[Start]

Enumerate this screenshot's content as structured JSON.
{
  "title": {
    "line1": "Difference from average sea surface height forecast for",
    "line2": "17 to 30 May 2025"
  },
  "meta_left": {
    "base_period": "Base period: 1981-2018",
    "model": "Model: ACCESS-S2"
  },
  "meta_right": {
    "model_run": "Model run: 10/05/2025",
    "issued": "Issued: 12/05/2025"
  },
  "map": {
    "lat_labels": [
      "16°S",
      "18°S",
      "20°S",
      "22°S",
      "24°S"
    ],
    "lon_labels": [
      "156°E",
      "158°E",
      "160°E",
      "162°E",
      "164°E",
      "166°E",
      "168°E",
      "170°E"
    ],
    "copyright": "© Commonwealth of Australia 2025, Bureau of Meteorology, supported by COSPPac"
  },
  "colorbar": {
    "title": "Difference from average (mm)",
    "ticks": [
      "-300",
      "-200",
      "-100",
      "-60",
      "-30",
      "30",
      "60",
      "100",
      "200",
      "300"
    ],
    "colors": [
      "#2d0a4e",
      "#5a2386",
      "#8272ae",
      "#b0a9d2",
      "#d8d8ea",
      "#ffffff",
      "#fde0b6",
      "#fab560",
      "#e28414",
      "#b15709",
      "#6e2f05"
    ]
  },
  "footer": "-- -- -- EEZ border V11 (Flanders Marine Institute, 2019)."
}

[End]

Restate each of the entries above verbatim.

Enumerate this screenshot's content as structured JSON.
{
  "title": {
    "line1": "Difference from average sea surface height forecast for",
    "line2": "17 to 30 May 2025"
  },
  "meta_left": {
    "base_period": "Base period: 1981-2018",
    "model": "Model: ACCESS-S2"
  },
  "meta_right": {
    "model_run": "Model run: 10/05/2025",
    "issued": "Issued: 12/05/2025"
  },
  "map": {
    "lat_labels": [
      "16°S",
      "18°S",
      "20°S",
      "22°S",
      "24°S"
    ],
    "lon_labels": [
      "156°E",
      "158°E",
      "160°E",
      "162°E",
      "164°E",
      "166°E",
      "168°E",
      "170°E"
    ],
    "copyright": "© Commonwealth of Australia 2025, Bureau of Meteorology, supported by COSPPac"
  },
  "colorbar": {
    "title": "Difference from average (mm)",
    "ticks": [
      "-300",
      "-200",
      "-100",
      "-60",
      "-30",
      "30",
      "60",
      "100",
      "200",
      "300"
    ],
    "colors": [
      "#2d0a4e",
      "#5a2386",
      "#8272ae",
      "#b0a9d2",
      "#d8d8ea",
      "#ffffff",
      "#fde0b6",
      "#fab560",
      "#e28414",
      "#b15709",
      "#6e2f05"
    ]
  },
  "footer": "-- -- -- EEZ border V11 (Flanders Marine Institute, 2019)."
}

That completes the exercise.